"""
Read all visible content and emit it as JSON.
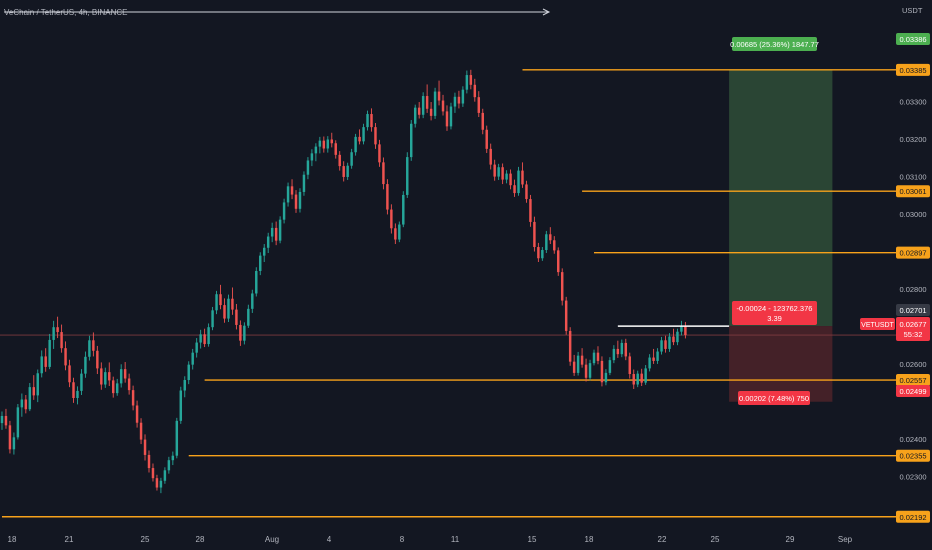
{
  "header": {
    "title": "VeChain / TetherUS, 4h, BINANCE",
    "currency": "USDT"
  },
  "colors": {
    "background": "#131722",
    "up": "#26a69a",
    "down": "#ef5350",
    "level": "#f7a21b",
    "target_zone": "#2e4a36",
    "stop_zone": "#4a2229",
    "price_line": "#7e3a3f",
    "axis_text": "#b2b5be"
  },
  "chart_data": {
    "type": "candlestick",
    "symbol": "VETUSDT",
    "timeframe": "4h",
    "x_ticks": [
      "18",
      "21",
      "25",
      "28",
      "Aug",
      "4",
      "8",
      "11",
      "15",
      "18",
      "22",
      "25",
      "29",
      "Sep"
    ],
    "y_ticks": [
      "0.02300",
      "0.02400",
      "0.02600",
      "0.02800",
      "0.03000",
      "0.03100",
      "0.03200",
      "0.03300"
    ],
    "ylim": [
      0.0217,
      0.0355
    ],
    "candles": [
      {
        "o": 0.02442,
        "h": 0.02473,
        "l": 0.02424,
        "c": 0.02461
      },
      {
        "o": 0.02461,
        "h": 0.0248,
        "l": 0.02427,
        "c": 0.02436
      },
      {
        "o": 0.02436,
        "h": 0.02448,
        "l": 0.02361,
        "c": 0.02372
      },
      {
        "o": 0.02372,
        "h": 0.02417,
        "l": 0.02358,
        "c": 0.02404
      },
      {
        "o": 0.02404,
        "h": 0.02493,
        "l": 0.02398,
        "c": 0.02484
      },
      {
        "o": 0.02484,
        "h": 0.02521,
        "l": 0.02459,
        "c": 0.02505
      },
      {
        "o": 0.02505,
        "h": 0.02517,
        "l": 0.02468,
        "c": 0.02479
      },
      {
        "o": 0.02479,
        "h": 0.02549,
        "l": 0.02474,
        "c": 0.02538
      },
      {
        "o": 0.02538,
        "h": 0.0257,
        "l": 0.02504,
        "c": 0.02516
      },
      {
        "o": 0.02516,
        "h": 0.02585,
        "l": 0.02498,
        "c": 0.02575
      },
      {
        "o": 0.02575,
        "h": 0.02636,
        "l": 0.02564,
        "c": 0.0262
      },
      {
        "o": 0.0262,
        "h": 0.02642,
        "l": 0.02579,
        "c": 0.02592
      },
      {
        "o": 0.02592,
        "h": 0.0268,
        "l": 0.02586,
        "c": 0.02664
      },
      {
        "o": 0.02664,
        "h": 0.02715,
        "l": 0.0264,
        "c": 0.02698
      },
      {
        "o": 0.02698,
        "h": 0.02726,
        "l": 0.02669,
        "c": 0.02685
      },
      {
        "o": 0.02685,
        "h": 0.02705,
        "l": 0.0263,
        "c": 0.02642
      },
      {
        "o": 0.02642,
        "h": 0.0266,
        "l": 0.02583,
        "c": 0.02596
      },
      {
        "o": 0.02596,
        "h": 0.02611,
        "l": 0.02538,
        "c": 0.02551
      },
      {
        "o": 0.02551,
        "h": 0.02563,
        "l": 0.02496,
        "c": 0.02509
      },
      {
        "o": 0.02509,
        "h": 0.0254,
        "l": 0.02492,
        "c": 0.02528
      },
      {
        "o": 0.02528,
        "h": 0.02586,
        "l": 0.02517,
        "c": 0.02574
      },
      {
        "o": 0.02574,
        "h": 0.02633,
        "l": 0.02563,
        "c": 0.02619
      },
      {
        "o": 0.02619,
        "h": 0.02675,
        "l": 0.02609,
        "c": 0.02663
      },
      {
        "o": 0.02663,
        "h": 0.02684,
        "l": 0.0262,
        "c": 0.02635
      },
      {
        "o": 0.02635,
        "h": 0.02648,
        "l": 0.02573,
        "c": 0.02588
      },
      {
        "o": 0.02588,
        "h": 0.02604,
        "l": 0.02531,
        "c": 0.02545
      },
      {
        "o": 0.02545,
        "h": 0.0259,
        "l": 0.02536,
        "c": 0.02578
      },
      {
        "o": 0.02578,
        "h": 0.02604,
        "l": 0.02541,
        "c": 0.02556
      },
      {
        "o": 0.02556,
        "h": 0.02566,
        "l": 0.0251,
        "c": 0.02522
      },
      {
        "o": 0.02522,
        "h": 0.0256,
        "l": 0.02515,
        "c": 0.02548
      },
      {
        "o": 0.02548,
        "h": 0.02599,
        "l": 0.02537,
        "c": 0.02586
      },
      {
        "o": 0.02586,
        "h": 0.02605,
        "l": 0.0255,
        "c": 0.02561
      },
      {
        "o": 0.02561,
        "h": 0.02574,
        "l": 0.02518,
        "c": 0.0253
      },
      {
        "o": 0.0253,
        "h": 0.02542,
        "l": 0.02476,
        "c": 0.02489
      },
      {
        "o": 0.02489,
        "h": 0.02502,
        "l": 0.0243,
        "c": 0.02443
      },
      {
        "o": 0.02443,
        "h": 0.02455,
        "l": 0.02386,
        "c": 0.02398
      },
      {
        "o": 0.02398,
        "h": 0.02412,
        "l": 0.02342,
        "c": 0.02357
      },
      {
        "o": 0.02357,
        "h": 0.02369,
        "l": 0.0231,
        "c": 0.02322
      },
      {
        "o": 0.02322,
        "h": 0.02334,
        "l": 0.02286,
        "c": 0.02295
      },
      {
        "o": 0.02295,
        "h": 0.02304,
        "l": 0.02262,
        "c": 0.0227
      },
      {
        "o": 0.0227,
        "h": 0.02296,
        "l": 0.02255,
        "c": 0.02288
      },
      {
        "o": 0.02288,
        "h": 0.02324,
        "l": 0.0228,
        "c": 0.02316
      },
      {
        "o": 0.02316,
        "h": 0.02352,
        "l": 0.02307,
        "c": 0.02343
      },
      {
        "o": 0.02343,
        "h": 0.02366,
        "l": 0.0233,
        "c": 0.02355
      },
      {
        "o": 0.02355,
        "h": 0.02456,
        "l": 0.02348,
        "c": 0.02448
      },
      {
        "o": 0.02448,
        "h": 0.02539,
        "l": 0.0244,
        "c": 0.02529
      },
      {
        "o": 0.02529,
        "h": 0.02567,
        "l": 0.02511,
        "c": 0.02557
      },
      {
        "o": 0.02557,
        "h": 0.02607,
        "l": 0.02546,
        "c": 0.02598
      },
      {
        "o": 0.02598,
        "h": 0.0264,
        "l": 0.02585,
        "c": 0.0263
      },
      {
        "o": 0.0263,
        "h": 0.02669,
        "l": 0.02617,
        "c": 0.02657
      },
      {
        "o": 0.02657,
        "h": 0.02691,
        "l": 0.02641,
        "c": 0.02679
      },
      {
        "o": 0.02679,
        "h": 0.02694,
        "l": 0.02645,
        "c": 0.02653
      },
      {
        "o": 0.02653,
        "h": 0.02708,
        "l": 0.02646,
        "c": 0.02698
      },
      {
        "o": 0.02698,
        "h": 0.02752,
        "l": 0.0269,
        "c": 0.02743
      },
      {
        "o": 0.02743,
        "h": 0.02795,
        "l": 0.02733,
        "c": 0.02786
      },
      {
        "o": 0.02786,
        "h": 0.02811,
        "l": 0.02746,
        "c": 0.02757
      },
      {
        "o": 0.02757,
        "h": 0.02775,
        "l": 0.0271,
        "c": 0.02721
      },
      {
        "o": 0.02721,
        "h": 0.02785,
        "l": 0.02712,
        "c": 0.02774
      },
      {
        "o": 0.02774,
        "h": 0.02804,
        "l": 0.02731,
        "c": 0.02745
      },
      {
        "o": 0.02745,
        "h": 0.0276,
        "l": 0.02692,
        "c": 0.02704
      },
      {
        "o": 0.02704,
        "h": 0.02716,
        "l": 0.02648,
        "c": 0.02662
      },
      {
        "o": 0.02662,
        "h": 0.02711,
        "l": 0.02652,
        "c": 0.02702
      },
      {
        "o": 0.02702,
        "h": 0.02758,
        "l": 0.02696,
        "c": 0.02747
      },
      {
        "o": 0.02747,
        "h": 0.02798,
        "l": 0.02736,
        "c": 0.02788
      },
      {
        "o": 0.02788,
        "h": 0.02858,
        "l": 0.0278,
        "c": 0.02848
      },
      {
        "o": 0.02848,
        "h": 0.02898,
        "l": 0.02837,
        "c": 0.02889
      },
      {
        "o": 0.02889,
        "h": 0.0292,
        "l": 0.02872,
        "c": 0.0291
      },
      {
        "o": 0.0291,
        "h": 0.0295,
        "l": 0.02896,
        "c": 0.0294
      },
      {
        "o": 0.0294,
        "h": 0.02977,
        "l": 0.02925,
        "c": 0.02963
      },
      {
        "o": 0.02963,
        "h": 0.0298,
        "l": 0.02917,
        "c": 0.02929
      },
      {
        "o": 0.02929,
        "h": 0.02994,
        "l": 0.02922,
        "c": 0.02985
      },
      {
        "o": 0.02985,
        "h": 0.03041,
        "l": 0.02975,
        "c": 0.03031
      },
      {
        "o": 0.03031,
        "h": 0.03084,
        "l": 0.0302,
        "c": 0.03074
      },
      {
        "o": 0.03074,
        "h": 0.03093,
        "l": 0.0304,
        "c": 0.03052
      },
      {
        "o": 0.03052,
        "h": 0.03064,
        "l": 0.03003,
        "c": 0.03014
      },
      {
        "o": 0.03014,
        "h": 0.03069,
        "l": 0.03004,
        "c": 0.03059
      },
      {
        "o": 0.03059,
        "h": 0.03114,
        "l": 0.03049,
        "c": 0.03105
      },
      {
        "o": 0.03105,
        "h": 0.03152,
        "l": 0.03093,
        "c": 0.03143
      },
      {
        "o": 0.03143,
        "h": 0.03173,
        "l": 0.03128,
        "c": 0.03162
      },
      {
        "o": 0.03162,
        "h": 0.03189,
        "l": 0.03141,
        "c": 0.0318
      },
      {
        "o": 0.0318,
        "h": 0.03206,
        "l": 0.03162,
        "c": 0.03196
      },
      {
        "o": 0.03196,
        "h": 0.03207,
        "l": 0.03164,
        "c": 0.03175
      },
      {
        "o": 0.03175,
        "h": 0.03208,
        "l": 0.03164,
        "c": 0.03199
      },
      {
        "o": 0.03199,
        "h": 0.03217,
        "l": 0.03178,
        "c": 0.03189
      },
      {
        "o": 0.03189,
        "h": 0.03197,
        "l": 0.03148,
        "c": 0.03158
      },
      {
        "o": 0.03158,
        "h": 0.03168,
        "l": 0.03116,
        "c": 0.03128
      },
      {
        "o": 0.03128,
        "h": 0.03141,
        "l": 0.03087,
        "c": 0.03099
      },
      {
        "o": 0.03099,
        "h": 0.03137,
        "l": 0.03091,
        "c": 0.03129
      },
      {
        "o": 0.03129,
        "h": 0.03174,
        "l": 0.03121,
        "c": 0.03165
      },
      {
        "o": 0.03165,
        "h": 0.03214,
        "l": 0.03156,
        "c": 0.03206
      },
      {
        "o": 0.03206,
        "h": 0.03226,
        "l": 0.03186,
        "c": 0.03194
      },
      {
        "o": 0.03194,
        "h": 0.03241,
        "l": 0.03186,
        "c": 0.03232
      },
      {
        "o": 0.03232,
        "h": 0.03276,
        "l": 0.03223,
        "c": 0.03267
      },
      {
        "o": 0.03267,
        "h": 0.03282,
        "l": 0.0322,
        "c": 0.03232
      },
      {
        "o": 0.03232,
        "h": 0.03243,
        "l": 0.03174,
        "c": 0.03186
      },
      {
        "o": 0.03186,
        "h": 0.03198,
        "l": 0.03126,
        "c": 0.03138
      },
      {
        "o": 0.03138,
        "h": 0.03151,
        "l": 0.03066,
        "c": 0.0308
      },
      {
        "o": 0.0308,
        "h": 0.03093,
        "l": 0.02999,
        "c": 0.03012
      },
      {
        "o": 0.03012,
        "h": 0.03026,
        "l": 0.02948,
        "c": 0.02962
      },
      {
        "o": 0.02962,
        "h": 0.02975,
        "l": 0.0292,
        "c": 0.02932
      },
      {
        "o": 0.02932,
        "h": 0.0298,
        "l": 0.02925,
        "c": 0.02972
      },
      {
        "o": 0.02972,
        "h": 0.03061,
        "l": 0.02965,
        "c": 0.03051
      },
      {
        "o": 0.03051,
        "h": 0.03165,
        "l": 0.03043,
        "c": 0.03152
      },
      {
        "o": 0.03152,
        "h": 0.03251,
        "l": 0.03142,
        "c": 0.03241
      },
      {
        "o": 0.03241,
        "h": 0.03292,
        "l": 0.03231,
        "c": 0.03284
      },
      {
        "o": 0.03284,
        "h": 0.03299,
        "l": 0.03255,
        "c": 0.03265
      },
      {
        "o": 0.03265,
        "h": 0.03325,
        "l": 0.03256,
        "c": 0.03315
      },
      {
        "o": 0.03315,
        "h": 0.03346,
        "l": 0.0327,
        "c": 0.03281
      },
      {
        "o": 0.03281,
        "h": 0.03299,
        "l": 0.0325,
        "c": 0.03262
      },
      {
        "o": 0.03262,
        "h": 0.03337,
        "l": 0.03254,
        "c": 0.03327
      },
      {
        "o": 0.03327,
        "h": 0.03356,
        "l": 0.0329,
        "c": 0.03303
      },
      {
        "o": 0.03303,
        "h": 0.03318,
        "l": 0.03263,
        "c": 0.03274
      },
      {
        "o": 0.03274,
        "h": 0.0329,
        "l": 0.03222,
        "c": 0.03234
      },
      {
        "o": 0.03234,
        "h": 0.03297,
        "l": 0.03226,
        "c": 0.03287
      },
      {
        "o": 0.03287,
        "h": 0.03324,
        "l": 0.0327,
        "c": 0.03313
      },
      {
        "o": 0.03313,
        "h": 0.03329,
        "l": 0.03282,
        "c": 0.03295
      },
      {
        "o": 0.03295,
        "h": 0.03341,
        "l": 0.03286,
        "c": 0.03332
      },
      {
        "o": 0.03332,
        "h": 0.03383,
        "l": 0.03322,
        "c": 0.03371
      },
      {
        "o": 0.03371,
        "h": 0.03385,
        "l": 0.03333,
        "c": 0.03345
      },
      {
        "o": 0.03345,
        "h": 0.03361,
        "l": 0.033,
        "c": 0.03312
      },
      {
        "o": 0.03312,
        "h": 0.03328,
        "l": 0.03259,
        "c": 0.0327
      },
      {
        "o": 0.0327,
        "h": 0.03281,
        "l": 0.03213,
        "c": 0.03225
      },
      {
        "o": 0.03225,
        "h": 0.03236,
        "l": 0.03163,
        "c": 0.03174
      },
      {
        "o": 0.03174,
        "h": 0.03188,
        "l": 0.03119,
        "c": 0.03132
      },
      {
        "o": 0.03132,
        "h": 0.03145,
        "l": 0.03089,
        "c": 0.031
      },
      {
        "o": 0.031,
        "h": 0.03134,
        "l": 0.03091,
        "c": 0.03125
      },
      {
        "o": 0.03125,
        "h": 0.03135,
        "l": 0.0308,
        "c": 0.03092
      },
      {
        "o": 0.03092,
        "h": 0.03117,
        "l": 0.03082,
        "c": 0.03108
      },
      {
        "o": 0.03108,
        "h": 0.03119,
        "l": 0.03066,
        "c": 0.03077
      },
      {
        "o": 0.03077,
        "h": 0.03092,
        "l": 0.03046,
        "c": 0.03056
      },
      {
        "o": 0.03056,
        "h": 0.03126,
        "l": 0.03049,
        "c": 0.03116
      },
      {
        "o": 0.03116,
        "h": 0.03138,
        "l": 0.0307,
        "c": 0.03079
      },
      {
        "o": 0.03079,
        "h": 0.03089,
        "l": 0.0303,
        "c": 0.0304
      },
      {
        "o": 0.0304,
        "h": 0.03051,
        "l": 0.02966,
        "c": 0.02979
      },
      {
        "o": 0.02979,
        "h": 0.02993,
        "l": 0.029,
        "c": 0.02912
      },
      {
        "o": 0.02912,
        "h": 0.02923,
        "l": 0.02872,
        "c": 0.02882
      },
      {
        "o": 0.02882,
        "h": 0.02912,
        "l": 0.02875,
        "c": 0.02904
      },
      {
        "o": 0.02904,
        "h": 0.02955,
        "l": 0.02896,
        "c": 0.02946
      },
      {
        "o": 0.02946,
        "h": 0.02965,
        "l": 0.0292,
        "c": 0.0293
      },
      {
        "o": 0.0293,
        "h": 0.02941,
        "l": 0.02894,
        "c": 0.02903
      },
      {
        "o": 0.02903,
        "h": 0.02911,
        "l": 0.02835,
        "c": 0.02845
      },
      {
        "o": 0.02845,
        "h": 0.02855,
        "l": 0.02756,
        "c": 0.02769
      },
      {
        "o": 0.02769,
        "h": 0.02779,
        "l": 0.02678,
        "c": 0.02688
      },
      {
        "o": 0.02688,
        "h": 0.02698,
        "l": 0.02595,
        "c": 0.02606
      },
      {
        "o": 0.02606,
        "h": 0.02624,
        "l": 0.02568,
        "c": 0.02576
      },
      {
        "o": 0.02576,
        "h": 0.02632,
        "l": 0.02569,
        "c": 0.02622
      },
      {
        "o": 0.02622,
        "h": 0.02642,
        "l": 0.0259,
        "c": 0.02598
      },
      {
        "o": 0.02598,
        "h": 0.02614,
        "l": 0.02553,
        "c": 0.02563
      },
      {
        "o": 0.02563,
        "h": 0.02611,
        "l": 0.02556,
        "c": 0.02602
      },
      {
        "o": 0.02602,
        "h": 0.02638,
        "l": 0.02596,
        "c": 0.0263
      },
      {
        "o": 0.0263,
        "h": 0.02647,
        "l": 0.02599,
        "c": 0.02608
      },
      {
        "o": 0.02608,
        "h": 0.0262,
        "l": 0.0254,
        "c": 0.02551
      },
      {
        "o": 0.02551,
        "h": 0.02586,
        "l": 0.02543,
        "c": 0.02576
      },
      {
        "o": 0.02576,
        "h": 0.02618,
        "l": 0.0257,
        "c": 0.0261
      },
      {
        "o": 0.0261,
        "h": 0.0265,
        "l": 0.02602,
        "c": 0.0264
      },
      {
        "o": 0.0264,
        "h": 0.02662,
        "l": 0.02616,
        "c": 0.02626
      },
      {
        "o": 0.02626,
        "h": 0.02665,
        "l": 0.02618,
        "c": 0.02656
      },
      {
        "o": 0.02656,
        "h": 0.02667,
        "l": 0.0261,
        "c": 0.0262
      },
      {
        "o": 0.0262,
        "h": 0.0263,
        "l": 0.02561,
        "c": 0.02573
      },
      {
        "o": 0.02573,
        "h": 0.02585,
        "l": 0.02533,
        "c": 0.02545
      },
      {
        "o": 0.02545,
        "h": 0.02582,
        "l": 0.02538,
        "c": 0.02574
      },
      {
        "o": 0.02574,
        "h": 0.02587,
        "l": 0.02541,
        "c": 0.0255
      },
      {
        "o": 0.0255,
        "h": 0.02597,
        "l": 0.02544,
        "c": 0.02588
      },
      {
        "o": 0.02588,
        "h": 0.02626,
        "l": 0.0258,
        "c": 0.02617
      },
      {
        "o": 0.02617,
        "h": 0.0264,
        "l": 0.026,
        "c": 0.02608
      },
      {
        "o": 0.02608,
        "h": 0.02642,
        "l": 0.026,
        "c": 0.02633
      },
      {
        "o": 0.02633,
        "h": 0.02672,
        "l": 0.02625,
        "c": 0.02663
      },
      {
        "o": 0.02663,
        "h": 0.02675,
        "l": 0.0263,
        "c": 0.0264
      },
      {
        "o": 0.0264,
        "h": 0.02682,
        "l": 0.02632,
        "c": 0.02673
      },
      {
        "o": 0.02673,
        "h": 0.02694,
        "l": 0.0265,
        "c": 0.02658
      },
      {
        "o": 0.02658,
        "h": 0.02694,
        "l": 0.0265,
        "c": 0.02686
      },
      {
        "o": 0.02686,
        "h": 0.02715,
        "l": 0.02676,
        "c": 0.02701
      },
      {
        "o": 0.02701,
        "h": 0.02712,
        "l": 0.02668,
        "c": 0.02677
      }
    ],
    "x_span": [
      -0.5,
      224
    ],
    "levels": [
      {
        "price": 0.03385,
        "start": 131,
        "label": "0.03385"
      },
      {
        "price": 0.03061,
        "start": 146,
        "label": "0.03061"
      },
      {
        "price": 0.02897,
        "start": 149,
        "label": "0.02897"
      },
      {
        "price": 0.02557,
        "start": 51,
        "label": "0.02557"
      },
      {
        "price": 0.02355,
        "start": 47,
        "label": "0.02355"
      },
      {
        "price": 0.02192,
        "start": 0,
        "label": "0.02192"
      }
    ],
    "white_level": {
      "price": 0.02701,
      "start": 155,
      "end": 183
    },
    "position": {
      "entry": 0.02701,
      "target": 0.03386,
      "stop": 0.02499,
      "start": 183,
      "end": 209,
      "target_label": "0.00685 (25.36%) 1847.77",
      "stop_label": "0.00202 (7.48%) 750",
      "pnl_label_line1": "-0.00024 - 123762.376",
      "pnl_label_line2": "3.39"
    },
    "price_badges": {
      "target": "0.03386",
      "entry": "0.02701",
      "current": "0.02677",
      "countdown": "55:32",
      "stop": "0.02499",
      "symbol": "VETUSDT"
    },
    "current_price": 0.02677
  }
}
"""
SHORT TASK
Only a number is needed: how many lines of the material above contain "start"?

RESULT FOR THIS TASK
8